(Stored items from a collection)
************
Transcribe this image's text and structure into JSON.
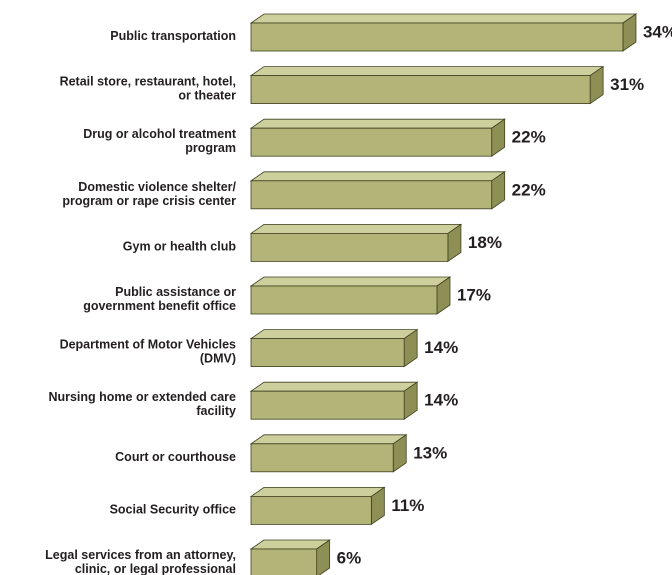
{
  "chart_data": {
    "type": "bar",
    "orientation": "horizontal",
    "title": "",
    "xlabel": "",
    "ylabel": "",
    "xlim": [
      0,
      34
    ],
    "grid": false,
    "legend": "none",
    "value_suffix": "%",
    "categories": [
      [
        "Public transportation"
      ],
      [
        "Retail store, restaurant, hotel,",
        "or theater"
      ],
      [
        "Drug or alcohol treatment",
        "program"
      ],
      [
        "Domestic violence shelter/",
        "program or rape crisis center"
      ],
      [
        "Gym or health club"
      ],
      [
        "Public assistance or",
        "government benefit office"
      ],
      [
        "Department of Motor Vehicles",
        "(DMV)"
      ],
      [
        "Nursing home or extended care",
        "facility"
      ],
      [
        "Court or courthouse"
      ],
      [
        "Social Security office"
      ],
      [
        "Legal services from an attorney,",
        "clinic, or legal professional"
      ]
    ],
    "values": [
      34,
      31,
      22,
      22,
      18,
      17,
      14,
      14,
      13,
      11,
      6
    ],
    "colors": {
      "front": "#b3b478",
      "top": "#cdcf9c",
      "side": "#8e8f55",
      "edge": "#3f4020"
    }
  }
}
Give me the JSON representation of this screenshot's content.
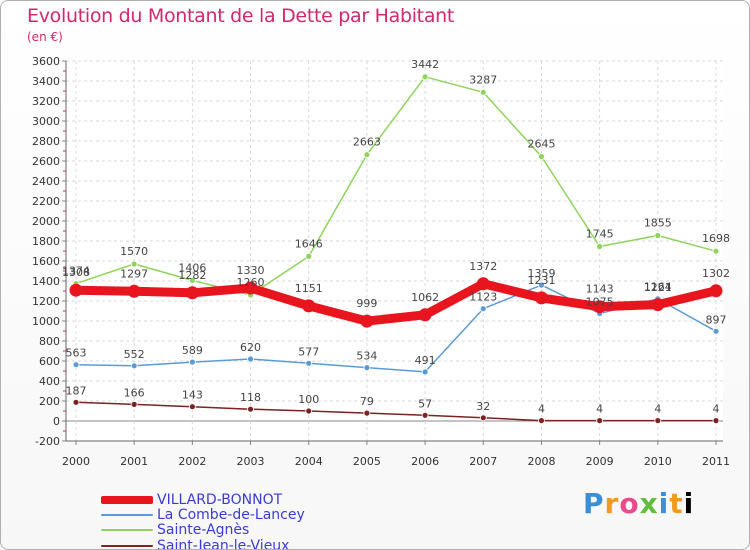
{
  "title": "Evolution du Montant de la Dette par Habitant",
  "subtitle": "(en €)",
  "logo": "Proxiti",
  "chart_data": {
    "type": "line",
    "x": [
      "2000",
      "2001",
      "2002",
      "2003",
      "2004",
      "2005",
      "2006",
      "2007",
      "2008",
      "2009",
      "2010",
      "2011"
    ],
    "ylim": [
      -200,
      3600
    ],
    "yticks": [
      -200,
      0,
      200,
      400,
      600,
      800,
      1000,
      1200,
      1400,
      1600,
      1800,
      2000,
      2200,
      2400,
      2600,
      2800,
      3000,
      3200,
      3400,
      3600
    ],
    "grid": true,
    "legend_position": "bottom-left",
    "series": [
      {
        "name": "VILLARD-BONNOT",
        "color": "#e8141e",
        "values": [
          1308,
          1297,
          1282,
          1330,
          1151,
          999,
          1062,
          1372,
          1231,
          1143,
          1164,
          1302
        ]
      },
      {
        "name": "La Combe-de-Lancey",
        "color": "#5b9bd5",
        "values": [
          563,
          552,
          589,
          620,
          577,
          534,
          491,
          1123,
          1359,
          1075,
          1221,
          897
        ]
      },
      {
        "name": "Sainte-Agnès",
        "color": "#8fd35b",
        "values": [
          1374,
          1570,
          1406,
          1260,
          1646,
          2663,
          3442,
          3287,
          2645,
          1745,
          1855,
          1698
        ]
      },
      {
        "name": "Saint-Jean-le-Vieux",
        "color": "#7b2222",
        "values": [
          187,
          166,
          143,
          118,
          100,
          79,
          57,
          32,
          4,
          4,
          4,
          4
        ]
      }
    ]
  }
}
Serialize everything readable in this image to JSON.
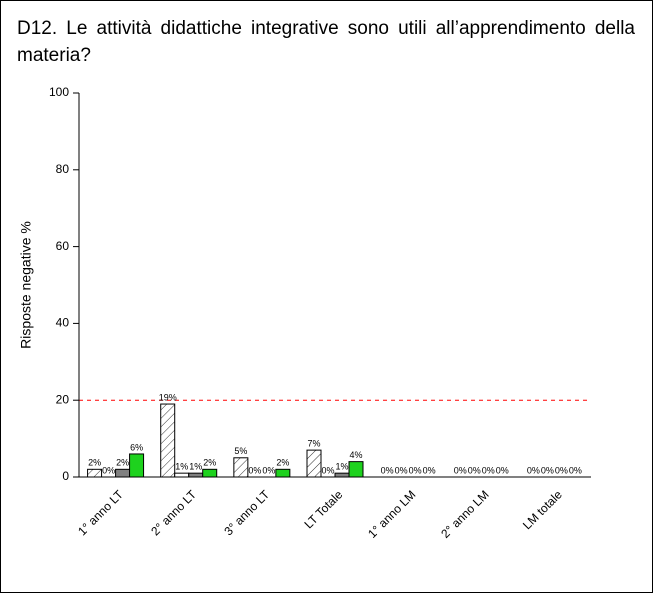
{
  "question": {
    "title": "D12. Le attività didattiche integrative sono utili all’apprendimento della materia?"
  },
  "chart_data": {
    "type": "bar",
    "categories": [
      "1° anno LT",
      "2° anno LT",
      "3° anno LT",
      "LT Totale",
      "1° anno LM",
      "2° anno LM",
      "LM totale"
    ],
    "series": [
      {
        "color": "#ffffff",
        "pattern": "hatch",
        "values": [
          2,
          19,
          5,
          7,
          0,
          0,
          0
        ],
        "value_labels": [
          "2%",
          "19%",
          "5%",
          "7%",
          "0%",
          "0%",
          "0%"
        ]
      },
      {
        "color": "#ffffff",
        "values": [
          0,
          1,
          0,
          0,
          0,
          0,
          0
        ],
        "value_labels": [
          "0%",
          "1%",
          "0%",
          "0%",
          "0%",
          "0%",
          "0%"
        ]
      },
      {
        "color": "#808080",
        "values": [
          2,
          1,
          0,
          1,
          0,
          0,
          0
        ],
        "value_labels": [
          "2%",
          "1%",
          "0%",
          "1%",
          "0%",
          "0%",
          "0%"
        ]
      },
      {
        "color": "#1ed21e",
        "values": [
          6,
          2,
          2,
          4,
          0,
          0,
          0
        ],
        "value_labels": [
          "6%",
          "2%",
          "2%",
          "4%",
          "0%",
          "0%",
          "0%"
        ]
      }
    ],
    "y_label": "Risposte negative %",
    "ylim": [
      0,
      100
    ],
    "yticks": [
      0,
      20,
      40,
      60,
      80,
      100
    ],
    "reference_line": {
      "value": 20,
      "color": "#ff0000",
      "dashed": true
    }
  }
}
************
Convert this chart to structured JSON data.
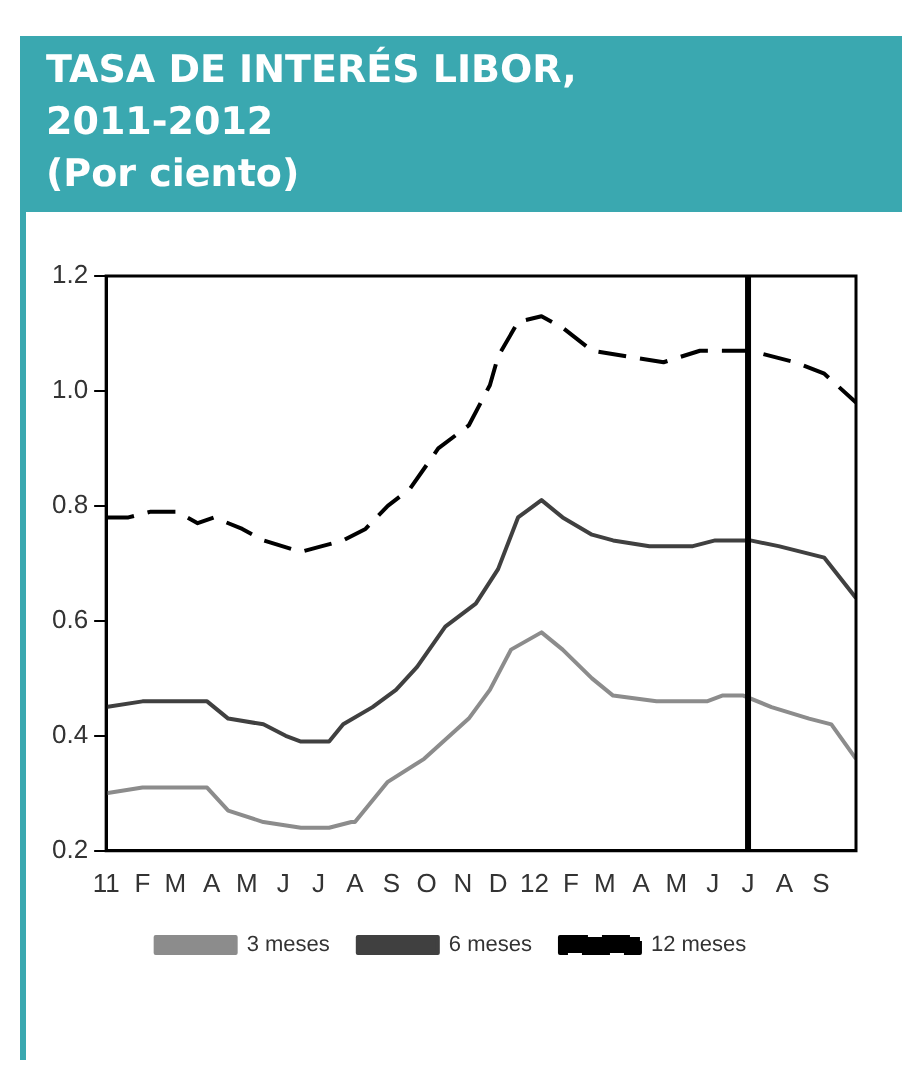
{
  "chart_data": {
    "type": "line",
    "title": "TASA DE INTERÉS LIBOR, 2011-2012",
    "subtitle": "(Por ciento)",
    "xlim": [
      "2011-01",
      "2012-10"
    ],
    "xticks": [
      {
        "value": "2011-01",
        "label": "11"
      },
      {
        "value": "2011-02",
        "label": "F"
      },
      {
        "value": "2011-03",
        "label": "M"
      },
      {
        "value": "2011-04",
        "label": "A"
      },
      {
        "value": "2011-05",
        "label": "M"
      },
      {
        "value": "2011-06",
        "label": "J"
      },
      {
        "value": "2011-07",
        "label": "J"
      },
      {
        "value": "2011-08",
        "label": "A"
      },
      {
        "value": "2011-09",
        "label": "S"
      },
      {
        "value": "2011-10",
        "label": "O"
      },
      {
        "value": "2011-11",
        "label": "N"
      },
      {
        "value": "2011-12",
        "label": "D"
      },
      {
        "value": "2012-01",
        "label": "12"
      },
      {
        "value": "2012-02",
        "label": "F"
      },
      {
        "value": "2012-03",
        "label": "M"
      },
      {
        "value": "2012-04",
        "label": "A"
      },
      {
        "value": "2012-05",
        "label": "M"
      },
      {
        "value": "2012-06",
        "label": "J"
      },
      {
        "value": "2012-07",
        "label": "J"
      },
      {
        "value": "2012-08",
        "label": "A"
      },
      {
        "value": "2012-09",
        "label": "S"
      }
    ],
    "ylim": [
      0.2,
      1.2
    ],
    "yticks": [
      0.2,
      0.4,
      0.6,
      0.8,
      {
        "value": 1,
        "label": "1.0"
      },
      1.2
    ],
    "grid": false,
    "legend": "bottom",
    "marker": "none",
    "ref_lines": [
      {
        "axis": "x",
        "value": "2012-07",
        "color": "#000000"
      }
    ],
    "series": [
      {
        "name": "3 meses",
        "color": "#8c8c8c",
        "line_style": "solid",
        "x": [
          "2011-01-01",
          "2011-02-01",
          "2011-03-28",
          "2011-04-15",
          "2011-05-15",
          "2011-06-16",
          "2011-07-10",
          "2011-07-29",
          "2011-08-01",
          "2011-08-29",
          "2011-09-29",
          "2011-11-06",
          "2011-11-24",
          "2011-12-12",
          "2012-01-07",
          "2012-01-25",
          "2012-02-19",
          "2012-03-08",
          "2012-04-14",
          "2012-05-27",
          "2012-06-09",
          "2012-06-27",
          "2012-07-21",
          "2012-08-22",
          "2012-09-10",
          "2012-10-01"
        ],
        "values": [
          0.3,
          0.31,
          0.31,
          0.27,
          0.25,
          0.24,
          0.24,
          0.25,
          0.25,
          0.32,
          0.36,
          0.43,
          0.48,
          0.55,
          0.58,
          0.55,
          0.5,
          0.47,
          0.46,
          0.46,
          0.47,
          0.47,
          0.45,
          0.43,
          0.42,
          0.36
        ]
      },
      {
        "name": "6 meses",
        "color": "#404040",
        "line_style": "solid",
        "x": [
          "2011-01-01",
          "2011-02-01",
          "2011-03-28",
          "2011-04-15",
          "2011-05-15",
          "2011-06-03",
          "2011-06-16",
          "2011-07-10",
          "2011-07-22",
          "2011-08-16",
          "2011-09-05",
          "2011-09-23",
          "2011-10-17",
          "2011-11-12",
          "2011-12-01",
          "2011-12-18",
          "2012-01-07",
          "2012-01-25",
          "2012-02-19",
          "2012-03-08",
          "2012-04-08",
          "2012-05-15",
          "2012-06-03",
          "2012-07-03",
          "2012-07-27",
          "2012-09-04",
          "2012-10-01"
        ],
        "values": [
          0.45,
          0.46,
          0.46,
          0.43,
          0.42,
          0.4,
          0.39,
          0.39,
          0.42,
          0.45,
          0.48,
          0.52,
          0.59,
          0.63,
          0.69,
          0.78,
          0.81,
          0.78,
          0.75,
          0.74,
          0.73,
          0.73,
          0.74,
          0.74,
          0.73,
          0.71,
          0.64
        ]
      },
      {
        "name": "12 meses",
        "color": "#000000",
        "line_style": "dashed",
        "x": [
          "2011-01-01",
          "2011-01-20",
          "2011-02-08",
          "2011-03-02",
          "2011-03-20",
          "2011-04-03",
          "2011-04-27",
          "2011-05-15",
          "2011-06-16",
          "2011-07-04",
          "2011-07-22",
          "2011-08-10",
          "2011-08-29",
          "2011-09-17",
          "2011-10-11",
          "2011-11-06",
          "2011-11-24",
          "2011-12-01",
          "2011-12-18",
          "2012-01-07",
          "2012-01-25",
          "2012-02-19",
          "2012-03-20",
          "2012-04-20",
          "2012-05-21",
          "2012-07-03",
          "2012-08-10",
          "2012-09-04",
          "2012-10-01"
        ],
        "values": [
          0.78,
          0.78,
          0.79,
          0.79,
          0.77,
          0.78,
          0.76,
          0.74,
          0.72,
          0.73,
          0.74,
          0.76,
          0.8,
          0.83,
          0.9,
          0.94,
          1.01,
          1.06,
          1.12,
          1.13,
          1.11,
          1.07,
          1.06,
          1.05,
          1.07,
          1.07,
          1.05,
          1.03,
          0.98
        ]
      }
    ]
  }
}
************
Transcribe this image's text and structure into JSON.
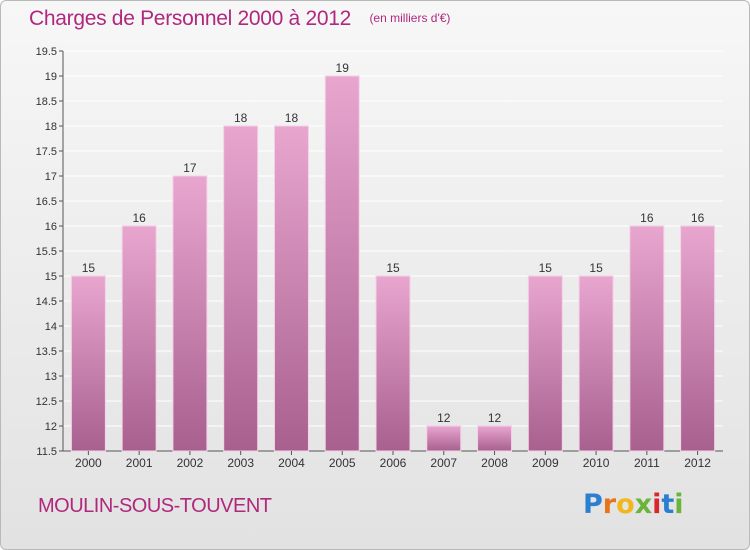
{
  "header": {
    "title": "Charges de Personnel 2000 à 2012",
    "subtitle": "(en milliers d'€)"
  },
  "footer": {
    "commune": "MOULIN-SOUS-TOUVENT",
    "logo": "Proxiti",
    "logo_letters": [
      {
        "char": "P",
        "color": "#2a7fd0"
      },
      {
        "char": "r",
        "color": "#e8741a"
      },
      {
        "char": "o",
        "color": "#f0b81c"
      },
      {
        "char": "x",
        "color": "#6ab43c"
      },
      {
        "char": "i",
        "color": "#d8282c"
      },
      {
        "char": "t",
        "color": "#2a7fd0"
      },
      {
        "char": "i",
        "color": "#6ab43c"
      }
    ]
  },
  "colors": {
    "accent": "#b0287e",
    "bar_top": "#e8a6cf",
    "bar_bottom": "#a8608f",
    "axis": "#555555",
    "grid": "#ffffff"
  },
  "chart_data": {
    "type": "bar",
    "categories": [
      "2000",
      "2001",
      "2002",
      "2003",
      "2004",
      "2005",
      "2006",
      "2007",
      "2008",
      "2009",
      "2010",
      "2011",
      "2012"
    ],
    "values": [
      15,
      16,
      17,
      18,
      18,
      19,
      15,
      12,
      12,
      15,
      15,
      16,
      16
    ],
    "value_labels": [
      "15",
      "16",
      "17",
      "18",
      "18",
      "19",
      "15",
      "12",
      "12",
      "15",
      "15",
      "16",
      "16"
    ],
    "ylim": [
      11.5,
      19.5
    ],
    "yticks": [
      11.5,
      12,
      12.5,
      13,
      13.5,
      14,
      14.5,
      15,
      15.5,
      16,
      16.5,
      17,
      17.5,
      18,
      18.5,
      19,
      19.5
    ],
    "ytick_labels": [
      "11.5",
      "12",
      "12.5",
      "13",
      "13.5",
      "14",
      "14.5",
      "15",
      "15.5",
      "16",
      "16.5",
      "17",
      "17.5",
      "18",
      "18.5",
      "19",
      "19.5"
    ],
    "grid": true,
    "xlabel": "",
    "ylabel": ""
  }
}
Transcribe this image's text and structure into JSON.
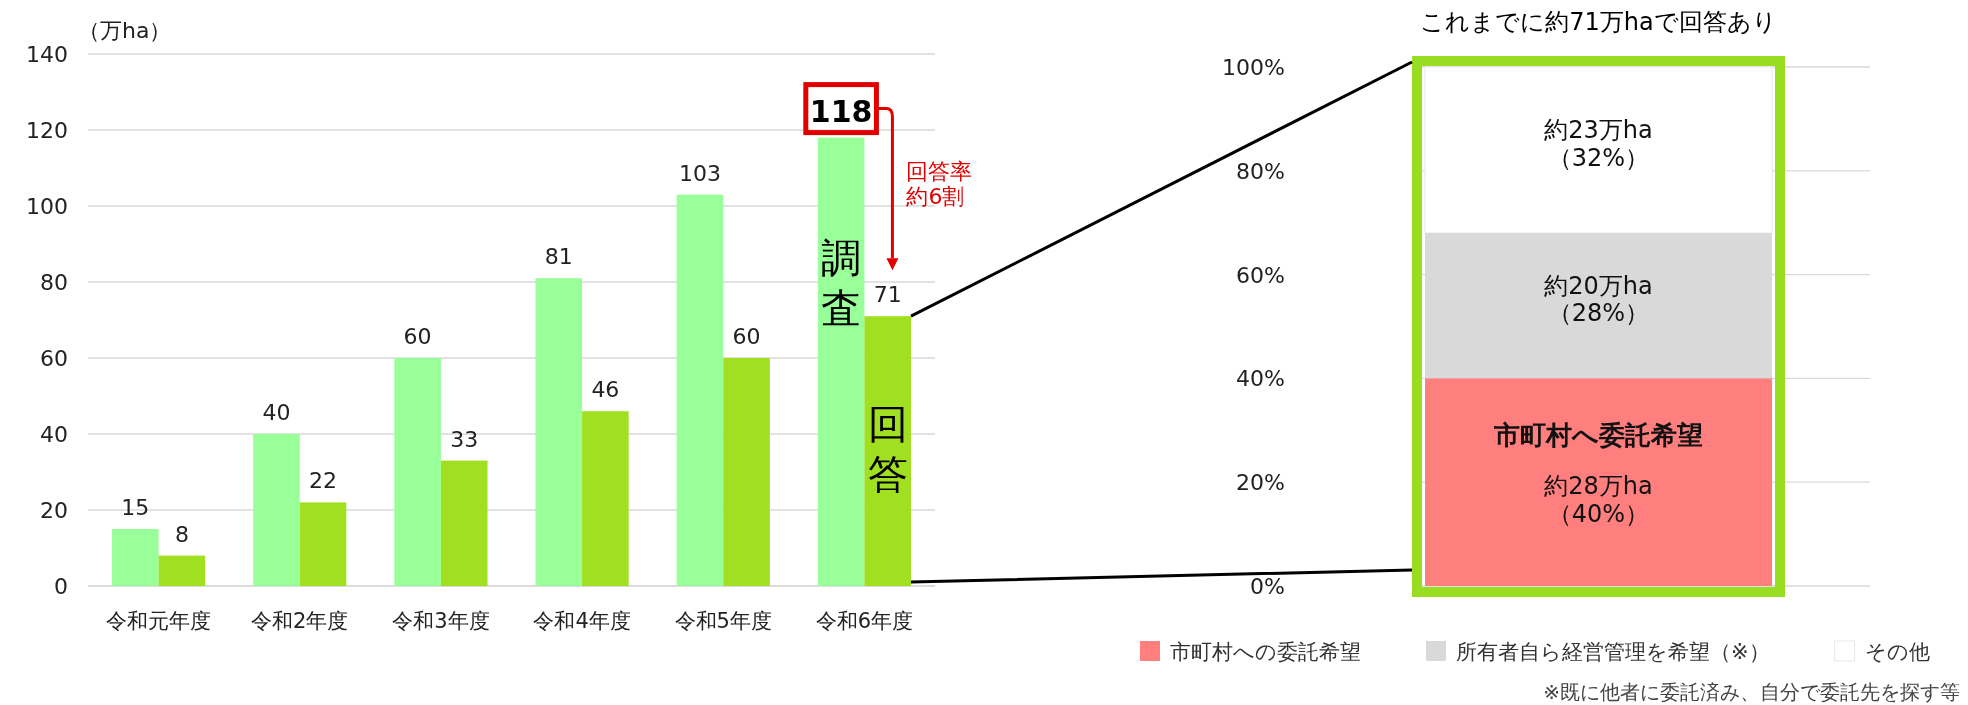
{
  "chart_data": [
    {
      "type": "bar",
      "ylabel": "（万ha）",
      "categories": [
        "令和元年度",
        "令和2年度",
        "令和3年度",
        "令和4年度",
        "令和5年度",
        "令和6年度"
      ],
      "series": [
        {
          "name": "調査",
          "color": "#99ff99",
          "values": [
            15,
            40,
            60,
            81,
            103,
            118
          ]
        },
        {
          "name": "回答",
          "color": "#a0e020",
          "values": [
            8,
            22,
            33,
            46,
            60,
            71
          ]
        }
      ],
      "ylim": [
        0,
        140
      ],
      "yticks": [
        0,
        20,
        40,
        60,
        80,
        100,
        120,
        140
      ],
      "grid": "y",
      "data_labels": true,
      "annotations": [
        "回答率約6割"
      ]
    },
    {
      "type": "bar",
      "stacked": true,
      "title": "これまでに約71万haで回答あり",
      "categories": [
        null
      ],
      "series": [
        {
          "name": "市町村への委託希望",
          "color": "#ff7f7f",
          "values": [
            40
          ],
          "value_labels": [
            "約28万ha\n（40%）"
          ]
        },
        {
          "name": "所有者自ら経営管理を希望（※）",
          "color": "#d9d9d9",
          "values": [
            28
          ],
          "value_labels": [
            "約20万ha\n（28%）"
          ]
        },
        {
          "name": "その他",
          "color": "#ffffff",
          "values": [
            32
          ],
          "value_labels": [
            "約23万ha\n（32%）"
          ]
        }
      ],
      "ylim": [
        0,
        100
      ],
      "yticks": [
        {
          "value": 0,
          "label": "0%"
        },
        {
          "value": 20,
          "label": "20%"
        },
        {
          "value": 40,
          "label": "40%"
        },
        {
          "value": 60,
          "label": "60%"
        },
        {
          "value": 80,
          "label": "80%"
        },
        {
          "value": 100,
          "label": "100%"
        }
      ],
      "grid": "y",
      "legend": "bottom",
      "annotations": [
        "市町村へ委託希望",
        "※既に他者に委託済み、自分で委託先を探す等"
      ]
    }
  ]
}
************
What you should do
Using the listing above, pick out each line that contains the word "meses", then copy it.

Task response
        "name": "3 meses",
        "name": "6 meses",
        "name": "12 meses",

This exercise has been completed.